[Excerpts from a figure dataset]
-- -- --
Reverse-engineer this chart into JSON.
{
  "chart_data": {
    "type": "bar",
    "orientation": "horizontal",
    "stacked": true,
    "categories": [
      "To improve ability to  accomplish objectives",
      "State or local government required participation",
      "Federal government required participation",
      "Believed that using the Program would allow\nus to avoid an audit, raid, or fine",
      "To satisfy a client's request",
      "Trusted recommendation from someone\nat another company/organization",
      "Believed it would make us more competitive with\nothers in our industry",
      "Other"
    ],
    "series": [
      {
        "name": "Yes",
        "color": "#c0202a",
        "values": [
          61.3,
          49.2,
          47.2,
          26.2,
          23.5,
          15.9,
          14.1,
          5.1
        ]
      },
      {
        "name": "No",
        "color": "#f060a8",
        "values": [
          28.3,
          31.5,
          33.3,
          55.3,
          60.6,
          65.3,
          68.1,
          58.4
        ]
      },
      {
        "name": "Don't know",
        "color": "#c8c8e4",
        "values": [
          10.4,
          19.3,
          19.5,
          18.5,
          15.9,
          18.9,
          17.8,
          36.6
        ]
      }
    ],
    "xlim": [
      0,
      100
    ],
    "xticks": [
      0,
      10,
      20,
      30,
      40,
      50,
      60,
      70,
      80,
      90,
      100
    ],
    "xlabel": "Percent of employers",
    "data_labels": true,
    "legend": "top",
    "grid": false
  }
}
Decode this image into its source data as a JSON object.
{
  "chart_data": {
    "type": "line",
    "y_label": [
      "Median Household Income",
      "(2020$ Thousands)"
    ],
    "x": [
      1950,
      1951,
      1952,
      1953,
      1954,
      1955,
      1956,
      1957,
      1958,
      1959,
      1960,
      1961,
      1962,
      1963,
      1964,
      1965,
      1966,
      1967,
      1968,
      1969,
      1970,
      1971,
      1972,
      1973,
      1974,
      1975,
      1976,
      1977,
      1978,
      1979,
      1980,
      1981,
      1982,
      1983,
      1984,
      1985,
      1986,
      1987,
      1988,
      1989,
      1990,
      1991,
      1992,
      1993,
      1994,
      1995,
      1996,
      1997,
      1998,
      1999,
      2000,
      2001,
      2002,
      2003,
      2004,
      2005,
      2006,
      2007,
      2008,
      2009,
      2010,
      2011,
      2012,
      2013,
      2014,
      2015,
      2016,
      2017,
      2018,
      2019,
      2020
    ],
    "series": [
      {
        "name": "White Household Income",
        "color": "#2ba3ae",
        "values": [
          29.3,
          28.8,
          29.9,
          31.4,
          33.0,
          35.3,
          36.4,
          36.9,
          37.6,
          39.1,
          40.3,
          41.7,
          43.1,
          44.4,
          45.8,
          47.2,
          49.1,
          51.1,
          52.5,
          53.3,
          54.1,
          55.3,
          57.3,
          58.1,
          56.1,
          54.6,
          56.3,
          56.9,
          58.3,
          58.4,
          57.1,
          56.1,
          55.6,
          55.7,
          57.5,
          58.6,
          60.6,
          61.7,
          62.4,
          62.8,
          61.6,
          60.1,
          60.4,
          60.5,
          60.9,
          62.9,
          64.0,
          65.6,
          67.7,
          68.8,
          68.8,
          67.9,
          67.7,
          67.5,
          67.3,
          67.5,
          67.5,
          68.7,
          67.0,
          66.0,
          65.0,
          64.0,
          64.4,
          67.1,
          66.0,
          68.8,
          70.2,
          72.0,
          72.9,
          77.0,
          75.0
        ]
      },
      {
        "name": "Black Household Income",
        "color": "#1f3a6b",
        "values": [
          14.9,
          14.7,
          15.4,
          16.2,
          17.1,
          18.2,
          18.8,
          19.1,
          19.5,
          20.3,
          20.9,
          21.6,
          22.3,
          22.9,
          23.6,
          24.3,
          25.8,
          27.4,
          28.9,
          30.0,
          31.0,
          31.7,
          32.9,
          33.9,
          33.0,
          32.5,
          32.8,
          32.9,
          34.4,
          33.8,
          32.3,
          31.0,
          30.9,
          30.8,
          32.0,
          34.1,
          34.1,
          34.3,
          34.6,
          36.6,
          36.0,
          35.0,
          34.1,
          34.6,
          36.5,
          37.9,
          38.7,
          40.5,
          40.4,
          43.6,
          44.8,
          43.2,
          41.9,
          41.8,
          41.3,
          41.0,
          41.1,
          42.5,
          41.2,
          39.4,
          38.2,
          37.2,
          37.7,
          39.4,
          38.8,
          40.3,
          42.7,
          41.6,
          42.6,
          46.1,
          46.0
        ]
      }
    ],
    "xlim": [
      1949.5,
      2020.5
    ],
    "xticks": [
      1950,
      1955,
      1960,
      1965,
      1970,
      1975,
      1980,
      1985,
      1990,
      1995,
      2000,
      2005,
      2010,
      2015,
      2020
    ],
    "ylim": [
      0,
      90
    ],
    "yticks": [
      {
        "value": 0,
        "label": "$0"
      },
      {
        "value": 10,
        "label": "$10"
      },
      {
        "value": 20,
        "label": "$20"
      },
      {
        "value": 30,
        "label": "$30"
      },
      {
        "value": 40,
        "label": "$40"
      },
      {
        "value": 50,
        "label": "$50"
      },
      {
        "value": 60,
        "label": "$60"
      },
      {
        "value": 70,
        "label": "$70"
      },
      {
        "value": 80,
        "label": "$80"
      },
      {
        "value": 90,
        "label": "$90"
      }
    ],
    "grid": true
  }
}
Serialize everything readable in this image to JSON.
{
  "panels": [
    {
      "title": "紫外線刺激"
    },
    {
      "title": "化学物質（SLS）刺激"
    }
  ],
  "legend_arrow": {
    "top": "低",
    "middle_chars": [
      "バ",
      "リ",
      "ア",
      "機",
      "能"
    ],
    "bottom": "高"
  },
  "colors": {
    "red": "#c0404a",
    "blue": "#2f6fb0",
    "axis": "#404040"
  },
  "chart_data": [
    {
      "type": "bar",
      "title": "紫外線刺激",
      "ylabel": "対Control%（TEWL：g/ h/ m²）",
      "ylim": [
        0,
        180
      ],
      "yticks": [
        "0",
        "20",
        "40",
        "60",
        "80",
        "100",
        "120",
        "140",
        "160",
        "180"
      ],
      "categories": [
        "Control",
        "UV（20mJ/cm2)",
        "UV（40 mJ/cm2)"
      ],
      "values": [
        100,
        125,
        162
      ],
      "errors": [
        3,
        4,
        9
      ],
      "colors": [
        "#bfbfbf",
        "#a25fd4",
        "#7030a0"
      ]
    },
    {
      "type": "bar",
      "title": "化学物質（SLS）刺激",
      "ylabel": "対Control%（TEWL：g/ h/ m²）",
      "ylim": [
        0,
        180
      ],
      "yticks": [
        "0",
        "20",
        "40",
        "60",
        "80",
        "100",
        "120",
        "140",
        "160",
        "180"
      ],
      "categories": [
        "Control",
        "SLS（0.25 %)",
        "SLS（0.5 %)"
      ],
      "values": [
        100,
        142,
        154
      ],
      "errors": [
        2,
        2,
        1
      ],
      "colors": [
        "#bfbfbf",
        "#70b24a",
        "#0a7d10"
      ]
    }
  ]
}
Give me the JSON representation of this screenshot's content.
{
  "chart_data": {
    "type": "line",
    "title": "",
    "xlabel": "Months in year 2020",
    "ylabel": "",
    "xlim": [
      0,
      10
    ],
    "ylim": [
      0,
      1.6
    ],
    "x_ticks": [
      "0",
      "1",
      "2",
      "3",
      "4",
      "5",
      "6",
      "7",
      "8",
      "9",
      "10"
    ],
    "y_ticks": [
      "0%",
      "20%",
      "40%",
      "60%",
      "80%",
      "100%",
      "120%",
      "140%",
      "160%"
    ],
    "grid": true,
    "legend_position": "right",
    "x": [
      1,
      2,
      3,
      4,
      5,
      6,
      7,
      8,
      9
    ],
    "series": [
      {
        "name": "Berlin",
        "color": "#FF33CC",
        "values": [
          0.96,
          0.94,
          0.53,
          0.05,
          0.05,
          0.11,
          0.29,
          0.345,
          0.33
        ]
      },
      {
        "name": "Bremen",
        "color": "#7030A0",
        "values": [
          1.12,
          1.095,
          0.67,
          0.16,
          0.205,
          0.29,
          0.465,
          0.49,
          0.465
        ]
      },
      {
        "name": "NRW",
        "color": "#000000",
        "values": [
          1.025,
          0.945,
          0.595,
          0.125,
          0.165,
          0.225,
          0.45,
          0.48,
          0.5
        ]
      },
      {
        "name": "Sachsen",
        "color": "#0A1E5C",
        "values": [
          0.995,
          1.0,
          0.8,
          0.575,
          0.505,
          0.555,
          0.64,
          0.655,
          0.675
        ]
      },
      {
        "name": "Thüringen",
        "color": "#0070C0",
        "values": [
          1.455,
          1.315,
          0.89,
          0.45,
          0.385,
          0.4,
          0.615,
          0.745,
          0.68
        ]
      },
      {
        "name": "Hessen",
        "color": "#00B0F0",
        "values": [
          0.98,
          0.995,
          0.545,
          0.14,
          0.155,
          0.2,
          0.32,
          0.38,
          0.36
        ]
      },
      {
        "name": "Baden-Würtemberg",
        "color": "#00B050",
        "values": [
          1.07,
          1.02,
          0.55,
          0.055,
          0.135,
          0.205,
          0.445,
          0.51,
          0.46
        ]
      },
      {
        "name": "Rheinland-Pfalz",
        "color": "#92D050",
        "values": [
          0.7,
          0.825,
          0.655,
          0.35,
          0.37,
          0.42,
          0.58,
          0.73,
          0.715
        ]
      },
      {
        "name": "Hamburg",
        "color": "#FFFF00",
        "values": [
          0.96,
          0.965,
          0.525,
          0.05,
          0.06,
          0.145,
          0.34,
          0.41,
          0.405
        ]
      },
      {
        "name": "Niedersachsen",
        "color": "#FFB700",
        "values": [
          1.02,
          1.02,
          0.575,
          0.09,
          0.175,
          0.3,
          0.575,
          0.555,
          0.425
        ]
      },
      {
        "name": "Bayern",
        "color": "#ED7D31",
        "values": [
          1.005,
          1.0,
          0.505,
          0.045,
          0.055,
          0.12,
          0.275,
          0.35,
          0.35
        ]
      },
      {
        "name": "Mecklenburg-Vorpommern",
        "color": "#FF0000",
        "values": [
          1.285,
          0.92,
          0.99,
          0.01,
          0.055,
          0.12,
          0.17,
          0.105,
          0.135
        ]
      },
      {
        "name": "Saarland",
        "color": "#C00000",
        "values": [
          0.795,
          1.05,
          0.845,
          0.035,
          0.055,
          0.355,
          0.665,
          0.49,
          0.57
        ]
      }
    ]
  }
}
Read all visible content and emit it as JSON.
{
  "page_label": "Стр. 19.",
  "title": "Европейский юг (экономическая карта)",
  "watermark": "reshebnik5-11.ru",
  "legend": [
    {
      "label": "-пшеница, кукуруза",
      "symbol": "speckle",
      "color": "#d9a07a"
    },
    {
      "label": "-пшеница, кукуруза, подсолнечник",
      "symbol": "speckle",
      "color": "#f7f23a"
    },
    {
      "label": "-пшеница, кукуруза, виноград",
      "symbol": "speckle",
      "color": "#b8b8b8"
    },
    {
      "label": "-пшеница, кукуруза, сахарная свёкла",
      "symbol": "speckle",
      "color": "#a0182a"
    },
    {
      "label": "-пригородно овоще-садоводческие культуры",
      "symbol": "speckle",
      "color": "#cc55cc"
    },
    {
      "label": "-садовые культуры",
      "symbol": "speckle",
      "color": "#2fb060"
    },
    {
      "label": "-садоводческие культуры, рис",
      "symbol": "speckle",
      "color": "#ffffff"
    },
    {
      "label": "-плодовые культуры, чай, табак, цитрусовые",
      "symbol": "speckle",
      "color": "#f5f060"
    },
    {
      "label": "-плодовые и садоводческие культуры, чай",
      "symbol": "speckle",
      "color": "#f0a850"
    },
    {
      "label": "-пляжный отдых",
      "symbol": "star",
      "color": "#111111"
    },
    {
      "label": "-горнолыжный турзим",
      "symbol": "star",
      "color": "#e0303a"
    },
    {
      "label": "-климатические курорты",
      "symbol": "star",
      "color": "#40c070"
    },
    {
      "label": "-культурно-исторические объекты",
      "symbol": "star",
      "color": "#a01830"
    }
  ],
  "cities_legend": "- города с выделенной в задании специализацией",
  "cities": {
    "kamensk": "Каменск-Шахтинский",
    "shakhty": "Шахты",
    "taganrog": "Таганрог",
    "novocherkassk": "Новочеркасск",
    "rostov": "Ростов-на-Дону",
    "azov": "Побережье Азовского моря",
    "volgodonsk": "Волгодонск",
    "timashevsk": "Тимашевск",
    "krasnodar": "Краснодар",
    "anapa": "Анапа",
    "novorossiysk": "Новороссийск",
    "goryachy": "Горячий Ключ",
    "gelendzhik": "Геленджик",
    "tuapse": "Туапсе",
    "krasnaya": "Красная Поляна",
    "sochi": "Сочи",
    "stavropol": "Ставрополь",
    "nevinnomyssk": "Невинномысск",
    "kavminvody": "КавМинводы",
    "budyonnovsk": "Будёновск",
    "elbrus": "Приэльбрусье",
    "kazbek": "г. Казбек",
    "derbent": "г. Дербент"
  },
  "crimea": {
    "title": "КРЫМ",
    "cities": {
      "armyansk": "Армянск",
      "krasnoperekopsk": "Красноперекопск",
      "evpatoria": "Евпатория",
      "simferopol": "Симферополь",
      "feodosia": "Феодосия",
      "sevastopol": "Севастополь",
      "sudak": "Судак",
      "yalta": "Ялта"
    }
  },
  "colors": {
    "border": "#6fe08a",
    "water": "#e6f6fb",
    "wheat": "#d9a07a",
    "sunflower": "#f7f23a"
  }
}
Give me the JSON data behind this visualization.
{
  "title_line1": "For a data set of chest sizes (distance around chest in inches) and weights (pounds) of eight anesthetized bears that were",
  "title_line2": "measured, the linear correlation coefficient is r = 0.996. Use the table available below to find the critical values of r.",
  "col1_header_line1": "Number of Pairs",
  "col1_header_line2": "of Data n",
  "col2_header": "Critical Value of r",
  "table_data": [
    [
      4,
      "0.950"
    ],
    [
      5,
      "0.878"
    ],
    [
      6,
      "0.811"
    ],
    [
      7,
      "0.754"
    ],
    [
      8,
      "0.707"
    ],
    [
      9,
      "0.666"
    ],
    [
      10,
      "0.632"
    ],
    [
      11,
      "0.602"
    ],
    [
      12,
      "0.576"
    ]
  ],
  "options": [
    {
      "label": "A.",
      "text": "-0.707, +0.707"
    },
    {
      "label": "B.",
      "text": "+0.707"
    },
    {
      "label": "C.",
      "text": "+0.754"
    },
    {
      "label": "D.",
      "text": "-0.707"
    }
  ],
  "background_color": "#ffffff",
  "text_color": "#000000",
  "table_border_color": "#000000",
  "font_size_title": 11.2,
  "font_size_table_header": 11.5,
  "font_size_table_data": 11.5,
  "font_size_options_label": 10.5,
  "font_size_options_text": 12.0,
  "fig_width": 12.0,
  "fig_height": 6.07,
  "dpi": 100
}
-- -- --
Brief —
In the records above, locate every line with the string "Household" and copy it.

Solution to this task —
      "Median Household Income",
        "name": "White Household Income",
        "name": "Black Household Income",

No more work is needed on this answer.